**ACTIVITY**
Each image should be skipped while the records are restated word for word.

ENTRIES PROVIDED START

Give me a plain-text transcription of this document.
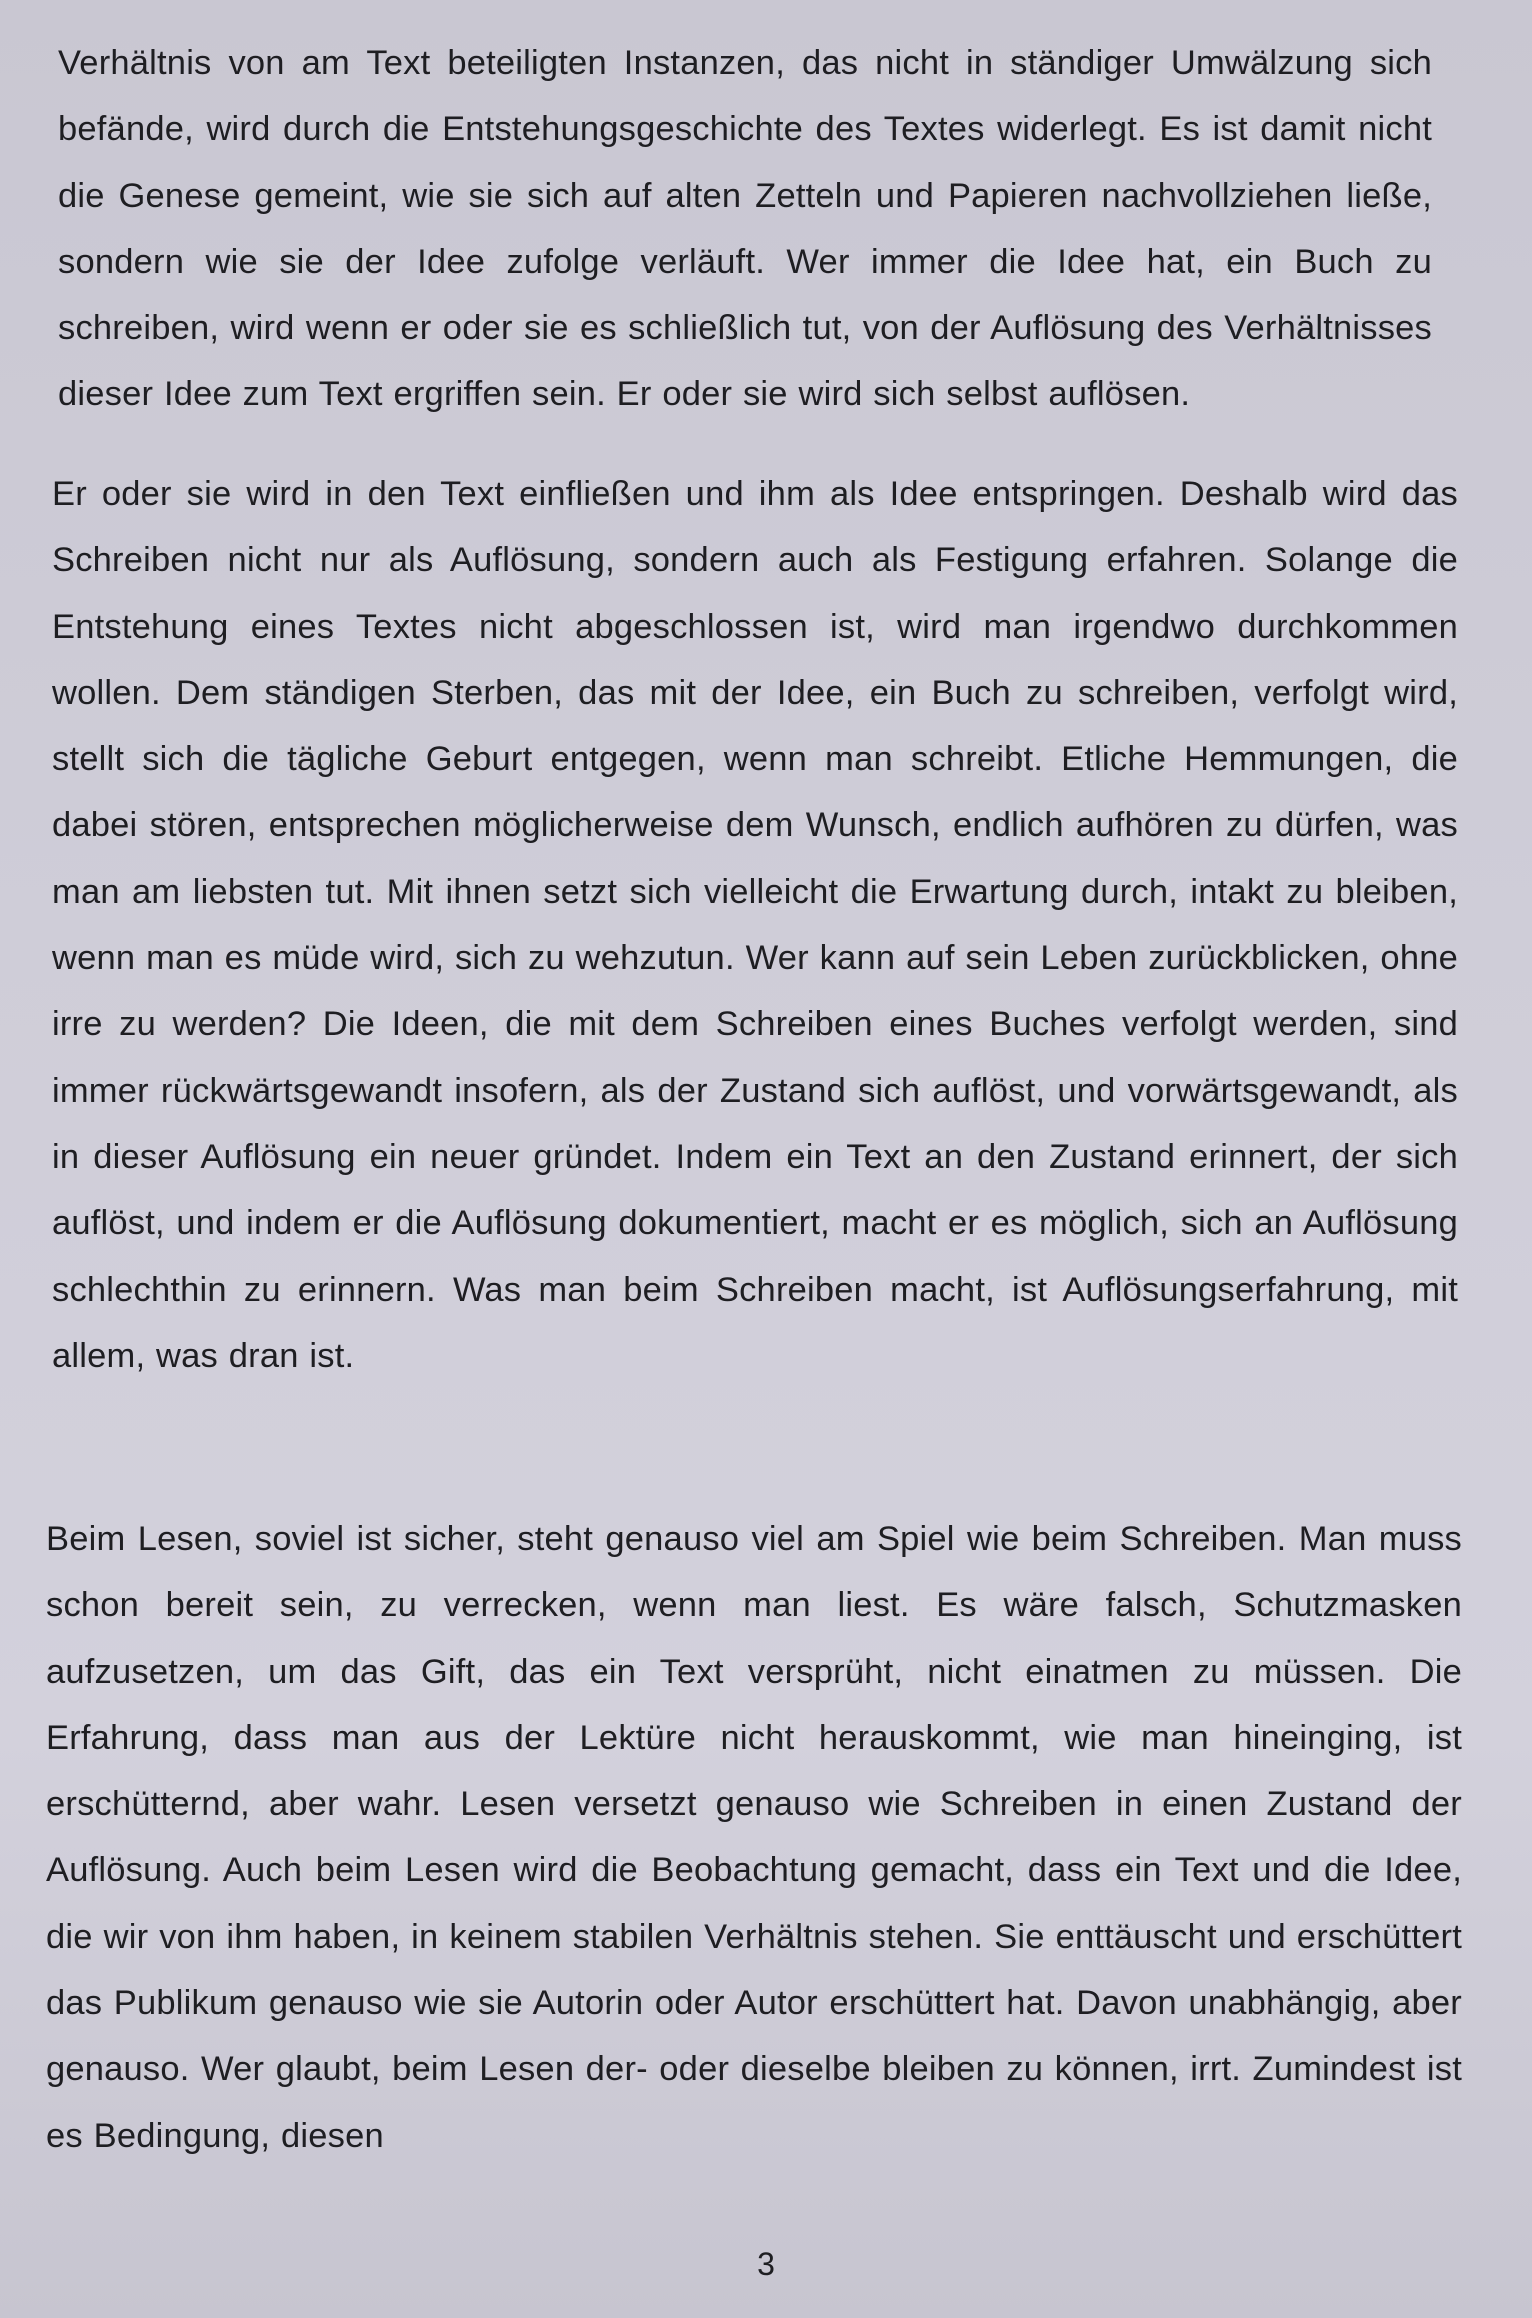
Verhältnis von am Text beteiligten Instanzen, das nicht in ständiger Umwälzung sich befände, wird durch die Entstehungsgeschichte des Textes widerlegt. Es ist damit nicht die Genese gemeint, wie sie sich auf alten Zetteln und Papieren nachvollziehen ließe, sondern wie sie der Idee zufolge verläuft. Wer immer die Idee hat, ein Buch zu schreiben, wird wenn er oder sie es schließlich tut, von der Auflösung des Verhältnisses dieser Idee zum Text ergriffen sein. Er oder sie wird sich selbst auflösen.

Er oder sie wird in den Text einfließen und ihm als Idee entspringen. Deshalb wird das Schreiben nicht nur als Auflösung, sondern auch als Festigung erfahren. Solange die Entstehung eines Textes nicht abgeschlossen ist, wird man irgendwo durchkommen wollen. Dem ständigen Sterben, das mit der Idee, ein Buch zu schreiben, verfolgt wird, stellt sich die tägliche Geburt entgegen, wenn man schreibt. Etliche Hemmungen, die dabei stören, entsprechen möglicherweise dem Wunsch, endlich aufhören zu dürfen, was man am liebsten tut. Mit ihnen setzt sich vielleicht die Erwartung durch, intakt zu bleiben, wenn man es müde wird, sich zu wehzutun. Wer kann auf sein Leben zurückblicken, ohne irre zu werden? Die Ideen, die mit dem Schreiben eines Buches verfolgt werden, sind immer rückwärtsgewandt insofern, als der Zustand sich auflöst, und vorwärtsgewandt, als in dieser Auflösung ein neuer gründet. Indem ein Text an den Zustand erinnert, der sich auflöst, und indem er die Auflösung dokumentiert, macht er es möglich, sich an Auflösung schlechthin zu erinnern. Was man beim Schreiben macht, ist Auflösungserfahrung, mit allem, was dran ist.

Beim Lesen, soviel ist sicher, steht genauso viel am Spiel wie beim Schreiben. Man muss schon bereit sein, zu verrecken, wenn man liest. Es wäre falsch, Schutzmasken aufzusetzen, um das Gift, das ein Text versprüht, nicht einatmen zu müssen. Die Erfahrung, dass man aus der Lektüre nicht herauskommt, wie man hineinging, ist erschütternd, aber wahr. Lesen versetzt genauso wie Schreiben in einen Zustand der Auflösung. Auch beim Lesen wird die Beobachtung gemacht, dass ein Text und die Idee, die wir von ihm haben, in keinem stabilen Verhältnis stehen. Sie enttäuscht und erschüttert das Publikum genauso wie sie Autorin oder Autor erschüttert hat. Davon unabhängig, aber genauso. Wer glaubt, beim Lesen der- oder dieselbe bleiben zu können, irrt. Zumindest ist es Bedingung, diesen

3
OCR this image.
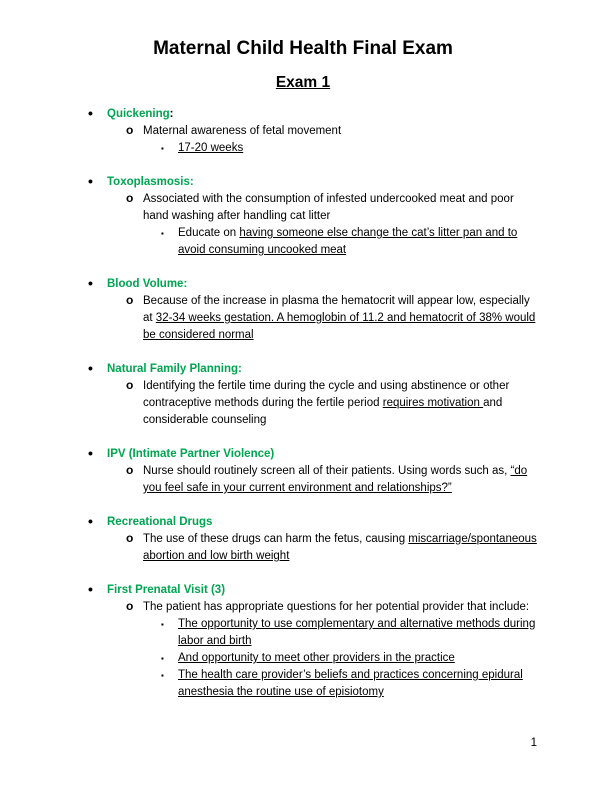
Maternal Child Health Final Exam
Exam 1
• Quickening:
o Maternal awareness of fetal movement
▪ 17-20 weeks
• Toxoplasmosis:
o Associated with the consumption of infested undercooked meat and poor hand washing after handling cat litter
▪ Educate on having someone else change the cat’s litter pan and to avoid consuming uncooked meat
• Blood Volume:
o Because of the increase in plasma the hematocrit will appear low, especially at 32-34 weeks gestation. A hemoglobin of 11.2 and hematocrit of 38% would be considered normal
• Natural Family Planning:
o Identifying the fertile time during the cycle and using abstinence or other contraceptive methods during the fertile period requires motivation and considerable counseling
• IPV (Intimate Partner Violence)
o Nurse should routinely screen all of their patients. Using words such as, “do you feel safe in your current environment and relationships?”
• Recreational Drugs
o The use of these drugs can harm the fetus, causing miscarriage/spontaneous abortion and low birth weight
• First Prenatal Visit (3)
o The patient has appropriate questions for her potential provider that include:
▪ The opportunity to use complementary and alternative methods during labor and birth
▪ And opportunity to meet other providers in the practice
▪ The health care provider’s beliefs and practices concerning epidural anesthesia the routine use of episiotomy
1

ENTRIES PROVIDED END

**EXPECTED OUTPUT**
Give me a plain-text transcription of this document.
Verhältnis von am Text beteiligten Instanzen, das nicht in ständiger Umwälzung sich befände, wird durch die Entstehungsgeschichte des Textes widerlegt. Es ist damit nicht die Genese gemeint, wie sie sich auf alten Zetteln und Papieren nachvollziehen ließe, sondern wie sie der Idee zufolge verläuft. Wer immer die Idee hat, ein Buch zu schreiben, wird wenn er oder sie es schließlich tut, von der Auflösung des Verhältnisses dieser Idee zum Text ergriffen sein. Er oder sie wird sich selbst auflösen.

Er oder sie wird in den Text einfließen und ihm als Idee entspringen. Deshalb wird das Schreiben nicht nur als Auflösung, sondern auch als Festigung erfahren. Solange die Entstehung eines Textes nicht abgeschlossen ist, wird man irgendwo durchkommen wollen. Dem ständigen Sterben, das mit der Idee, ein Buch zu schreiben, verfolgt wird, stellt sich die tägliche Geburt entgegen, wenn man schreibt. Etliche Hemmungen, die dabei stören, entsprechen möglicherweise dem Wunsch, endlich aufhören zu dürfen, was man am liebsten tut. Mit ihnen setzt sich vielleicht die Erwartung durch, intakt zu bleiben, wenn man es müde wird, sich zu wehzutun. Wer kann auf sein Leben zurückblicken, ohne irre zu werden? Die Ideen, die mit dem Schreiben eines Buches verfolgt werden, sind immer rückwärtsgewandt insofern, als der Zustand sich auflöst, und vorwärtsgewandt, als in dieser Auflösung ein neuer gründet. Indem ein Text an den Zustand erinnert, der sich auflöst, und indem er die Auflösung dokumentiert, macht er es möglich, sich an Auflösung schlechthin zu erinnern. Was man beim Schreiben macht, ist Auflösungserfahrung, mit allem, was dran ist.

Beim Lesen, soviel ist sicher, steht genauso viel am Spiel wie beim Schreiben. Man muss schon bereit sein, zu verrecken, wenn man liest. Es wäre falsch, Schutzmasken aufzusetzen, um das Gift, das ein Text versprüht, nicht einatmen zu müssen. Die Erfahrung, dass man aus der Lektüre nicht herauskommt, wie man hineinging, ist erschütternd, aber wahr. Lesen versetzt genauso wie Schreiben in einen Zustand der Auflösung. Auch beim Lesen wird die Beobachtung gemacht, dass ein Text und die Idee, die wir von ihm haben, in keinem stabilen Verhältnis stehen. Sie enttäuscht und erschüttert das Publikum genauso wie sie Autorin oder Autor erschüttert hat. Davon unabhängig, aber genauso. Wer glaubt, beim Lesen der- oder dieselbe bleiben zu können, irrt. Zumindest ist es Bedingung, diesen

3
OCR this image.
Maternal Child Health Final Exam
Exam 1
• Quickening:
o Maternal awareness of fetal movement
▪ 17-20 weeks
• Toxoplasmosis:
o Associated with the consumption of infested undercooked meat and poor hand washing after handling cat litter
▪ Educate on having someone else change the cat’s litter pan and to avoid consuming uncooked meat
• Blood Volume:
o Because of the increase in plasma the hematocrit will appear low, especially at 32-34 weeks gestation. A hemoglobin of 11.2 and hematocrit of 38% would be considered normal
• Natural Family Planning:
o Identifying the fertile time during the cycle and using abstinence or other contraceptive methods during the fertile period requires motivation and considerable counseling
• IPV (Intimate Partner Violence)
o Nurse should routinely screen all of their patients. Using words such as, “do you feel safe in your current environment and relationships?”
• Recreational Drugs
o The use of these drugs can harm the fetus, causing miscarriage/spontaneous abortion and low birth weight
• First Prenatal Visit (3)
o The patient has appropriate questions for her potential provider that include:
▪ The opportunity to use complementary and alternative methods during labor and birth
▪ And opportunity to meet other providers in the practice
▪ The health care provider’s beliefs and practices concerning epidural anesthesia the routine use of episiotomy
1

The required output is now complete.